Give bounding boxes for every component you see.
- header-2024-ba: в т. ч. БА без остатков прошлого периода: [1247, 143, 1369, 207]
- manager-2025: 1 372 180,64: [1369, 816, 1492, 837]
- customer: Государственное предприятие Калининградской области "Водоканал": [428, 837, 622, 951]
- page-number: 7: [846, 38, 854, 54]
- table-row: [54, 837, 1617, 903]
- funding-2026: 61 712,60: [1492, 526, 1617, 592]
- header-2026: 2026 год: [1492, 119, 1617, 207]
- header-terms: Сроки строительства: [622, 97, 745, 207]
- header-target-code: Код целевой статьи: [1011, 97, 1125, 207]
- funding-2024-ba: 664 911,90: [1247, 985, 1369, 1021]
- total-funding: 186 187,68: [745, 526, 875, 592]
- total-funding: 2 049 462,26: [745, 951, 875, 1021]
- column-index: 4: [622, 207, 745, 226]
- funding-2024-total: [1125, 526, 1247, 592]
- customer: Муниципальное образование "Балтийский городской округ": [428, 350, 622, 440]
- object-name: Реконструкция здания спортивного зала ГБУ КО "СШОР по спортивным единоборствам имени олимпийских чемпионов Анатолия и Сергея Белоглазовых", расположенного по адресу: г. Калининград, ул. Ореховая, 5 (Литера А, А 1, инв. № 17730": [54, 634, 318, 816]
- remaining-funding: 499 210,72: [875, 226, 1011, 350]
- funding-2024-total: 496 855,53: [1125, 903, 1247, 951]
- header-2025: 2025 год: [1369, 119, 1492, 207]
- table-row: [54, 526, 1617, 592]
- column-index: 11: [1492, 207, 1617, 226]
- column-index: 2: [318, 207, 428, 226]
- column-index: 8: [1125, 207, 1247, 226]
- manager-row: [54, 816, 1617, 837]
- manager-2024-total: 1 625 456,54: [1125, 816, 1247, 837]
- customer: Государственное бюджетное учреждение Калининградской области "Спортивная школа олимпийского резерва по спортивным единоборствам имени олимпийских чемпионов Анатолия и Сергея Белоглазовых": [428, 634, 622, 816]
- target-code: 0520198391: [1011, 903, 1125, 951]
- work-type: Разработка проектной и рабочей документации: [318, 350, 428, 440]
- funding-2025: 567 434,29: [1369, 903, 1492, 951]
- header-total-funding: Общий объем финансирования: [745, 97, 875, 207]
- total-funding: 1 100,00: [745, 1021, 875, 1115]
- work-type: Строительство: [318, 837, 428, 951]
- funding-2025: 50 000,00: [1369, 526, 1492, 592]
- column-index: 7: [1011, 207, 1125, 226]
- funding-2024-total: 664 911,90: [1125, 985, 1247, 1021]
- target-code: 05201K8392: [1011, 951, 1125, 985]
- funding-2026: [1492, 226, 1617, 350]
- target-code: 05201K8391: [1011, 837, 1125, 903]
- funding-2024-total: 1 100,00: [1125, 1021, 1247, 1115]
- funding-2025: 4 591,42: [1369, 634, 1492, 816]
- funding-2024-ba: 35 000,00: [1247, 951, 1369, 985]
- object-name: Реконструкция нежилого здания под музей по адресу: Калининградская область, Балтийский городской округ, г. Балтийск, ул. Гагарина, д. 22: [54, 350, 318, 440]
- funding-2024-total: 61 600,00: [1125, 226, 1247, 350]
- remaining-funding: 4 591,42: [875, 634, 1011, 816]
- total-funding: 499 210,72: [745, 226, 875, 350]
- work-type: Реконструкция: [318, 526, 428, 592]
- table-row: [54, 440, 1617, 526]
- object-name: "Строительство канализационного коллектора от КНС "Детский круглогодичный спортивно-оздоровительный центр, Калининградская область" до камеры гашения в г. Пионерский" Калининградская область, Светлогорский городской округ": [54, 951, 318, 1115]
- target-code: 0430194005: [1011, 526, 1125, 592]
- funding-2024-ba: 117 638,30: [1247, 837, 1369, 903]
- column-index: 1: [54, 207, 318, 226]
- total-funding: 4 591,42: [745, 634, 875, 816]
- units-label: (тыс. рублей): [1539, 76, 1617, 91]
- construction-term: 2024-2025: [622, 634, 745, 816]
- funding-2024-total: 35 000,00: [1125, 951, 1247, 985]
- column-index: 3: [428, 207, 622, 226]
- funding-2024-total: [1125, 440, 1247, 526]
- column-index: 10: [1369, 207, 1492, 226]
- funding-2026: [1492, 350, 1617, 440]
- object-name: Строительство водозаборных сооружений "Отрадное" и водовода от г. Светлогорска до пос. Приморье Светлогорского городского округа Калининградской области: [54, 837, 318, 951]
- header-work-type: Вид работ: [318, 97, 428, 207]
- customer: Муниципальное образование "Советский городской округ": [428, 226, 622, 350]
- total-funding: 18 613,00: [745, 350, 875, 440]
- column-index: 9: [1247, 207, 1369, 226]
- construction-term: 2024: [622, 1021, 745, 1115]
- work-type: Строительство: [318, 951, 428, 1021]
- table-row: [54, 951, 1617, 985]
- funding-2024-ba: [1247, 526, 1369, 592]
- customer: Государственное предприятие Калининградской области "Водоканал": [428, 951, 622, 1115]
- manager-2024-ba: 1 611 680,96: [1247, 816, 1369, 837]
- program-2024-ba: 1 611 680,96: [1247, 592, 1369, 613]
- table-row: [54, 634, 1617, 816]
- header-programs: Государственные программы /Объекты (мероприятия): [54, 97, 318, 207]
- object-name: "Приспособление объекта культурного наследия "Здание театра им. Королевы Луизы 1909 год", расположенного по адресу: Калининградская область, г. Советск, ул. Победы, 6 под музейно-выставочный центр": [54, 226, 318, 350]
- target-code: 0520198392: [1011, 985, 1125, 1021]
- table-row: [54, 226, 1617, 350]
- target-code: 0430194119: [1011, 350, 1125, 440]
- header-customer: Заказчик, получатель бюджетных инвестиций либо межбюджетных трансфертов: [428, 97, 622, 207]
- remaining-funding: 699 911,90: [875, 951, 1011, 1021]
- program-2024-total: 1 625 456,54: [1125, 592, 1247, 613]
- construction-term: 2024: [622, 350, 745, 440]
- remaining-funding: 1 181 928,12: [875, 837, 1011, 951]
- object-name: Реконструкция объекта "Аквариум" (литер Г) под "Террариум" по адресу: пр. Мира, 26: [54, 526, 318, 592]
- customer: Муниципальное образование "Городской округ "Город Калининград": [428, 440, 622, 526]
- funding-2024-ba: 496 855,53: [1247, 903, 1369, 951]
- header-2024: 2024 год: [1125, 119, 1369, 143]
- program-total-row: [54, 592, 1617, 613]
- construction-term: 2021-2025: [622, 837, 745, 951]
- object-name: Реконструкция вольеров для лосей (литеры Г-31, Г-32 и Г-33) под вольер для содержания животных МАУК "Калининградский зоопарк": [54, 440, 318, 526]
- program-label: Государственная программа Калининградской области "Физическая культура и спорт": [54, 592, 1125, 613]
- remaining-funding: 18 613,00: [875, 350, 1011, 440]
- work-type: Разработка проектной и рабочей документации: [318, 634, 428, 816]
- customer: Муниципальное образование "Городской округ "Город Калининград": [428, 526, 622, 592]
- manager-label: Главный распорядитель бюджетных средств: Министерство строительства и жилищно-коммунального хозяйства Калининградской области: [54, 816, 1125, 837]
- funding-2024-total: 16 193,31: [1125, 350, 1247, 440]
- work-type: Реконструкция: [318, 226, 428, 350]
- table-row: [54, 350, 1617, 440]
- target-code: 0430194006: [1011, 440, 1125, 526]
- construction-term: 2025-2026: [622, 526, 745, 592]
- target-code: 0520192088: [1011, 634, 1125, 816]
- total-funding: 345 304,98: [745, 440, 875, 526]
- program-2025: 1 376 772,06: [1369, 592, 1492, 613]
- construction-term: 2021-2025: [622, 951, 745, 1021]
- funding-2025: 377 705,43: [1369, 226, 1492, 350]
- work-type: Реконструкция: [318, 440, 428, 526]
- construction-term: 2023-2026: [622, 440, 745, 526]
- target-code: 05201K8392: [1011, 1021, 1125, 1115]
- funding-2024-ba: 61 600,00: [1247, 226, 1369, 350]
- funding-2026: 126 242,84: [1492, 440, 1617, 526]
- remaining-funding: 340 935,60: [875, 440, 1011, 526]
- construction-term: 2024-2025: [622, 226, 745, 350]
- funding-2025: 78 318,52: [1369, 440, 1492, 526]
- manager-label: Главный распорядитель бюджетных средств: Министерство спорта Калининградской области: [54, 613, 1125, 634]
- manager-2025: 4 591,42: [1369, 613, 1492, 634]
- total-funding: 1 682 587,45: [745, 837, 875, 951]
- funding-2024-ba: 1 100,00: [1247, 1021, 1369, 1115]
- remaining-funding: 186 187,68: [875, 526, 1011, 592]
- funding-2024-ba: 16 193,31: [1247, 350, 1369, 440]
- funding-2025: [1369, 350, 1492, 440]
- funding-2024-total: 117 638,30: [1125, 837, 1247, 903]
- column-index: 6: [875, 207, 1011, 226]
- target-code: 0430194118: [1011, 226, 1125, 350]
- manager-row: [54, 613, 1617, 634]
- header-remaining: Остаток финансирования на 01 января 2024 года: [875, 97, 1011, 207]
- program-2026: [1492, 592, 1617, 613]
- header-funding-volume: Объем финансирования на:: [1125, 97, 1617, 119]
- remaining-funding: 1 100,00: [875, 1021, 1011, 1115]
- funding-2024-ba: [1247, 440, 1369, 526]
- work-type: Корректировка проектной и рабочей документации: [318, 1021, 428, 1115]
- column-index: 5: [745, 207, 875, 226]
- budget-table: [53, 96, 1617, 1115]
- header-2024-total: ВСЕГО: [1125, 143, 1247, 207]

= = =

▶ EXERCISE DESCRIPTION
Reproduce the records word for word, from the first line down to and including the line that contains "- manager-2024-total: 1".

▶ WRITTEN ANSWER
Give bounding boxes for every component you see.
- header-2024-ba: в т. ч. БА без остатков прошлого периода: [1247, 143, 1369, 207]
- manager-2025: 1 372 180,64: [1369, 816, 1492, 837]
- customer: Государственное предприятие Калининградской области "Водоканал": [428, 837, 622, 951]
- page-number: 7: [846, 38, 854, 54]
- table-row: [54, 837, 1617, 903]
- funding-2026: 61 712,60: [1492, 526, 1617, 592]
- header-2026: 2026 год: [1492, 119, 1617, 207]
- header-terms: Сроки строительства: [622, 97, 745, 207]
- header-target-code: Код целевой статьи: [1011, 97, 1125, 207]
- funding-2024-ba: 664 911,90: [1247, 985, 1369, 1021]
- total-funding: 186 187,68: [745, 526, 875, 592]
- total-funding: 2 049 462,26: [745, 951, 875, 1021]
- column-index: 4: [622, 207, 745, 226]
- funding-2024-total: [1125, 526, 1247, 592]
- customer: Муниципальное образование "Балтийский городской округ": [428, 350, 622, 440]
- object-name: Реконструкция здания спортивного зала ГБУ КО "СШОР по спортивным единоборствам имени олимпийских чемпионов Анатолия и Сергея Белоглазовых", расположенного по адресу: г. Калининград, ул. Ореховая, 5 (Литера А, А 1, инв. № 17730": [54, 634, 318, 816]
- remaining-funding: 499 210,72: [875, 226, 1011, 350]
- funding-2024-total: 496 855,53: [1125, 903, 1247, 951]
- header-2025: 2025 год: [1369, 119, 1492, 207]
- table-row: [54, 526, 1617, 592]
- column-index: 11: [1492, 207, 1617, 226]
- column-index: 2: [318, 207, 428, 226]
- column-index: 8: [1125, 207, 1247, 226]
- manager-row: [54, 816, 1617, 837]
- manager-2024-total: 1 625 456,54: [1125, 816, 1247, 837]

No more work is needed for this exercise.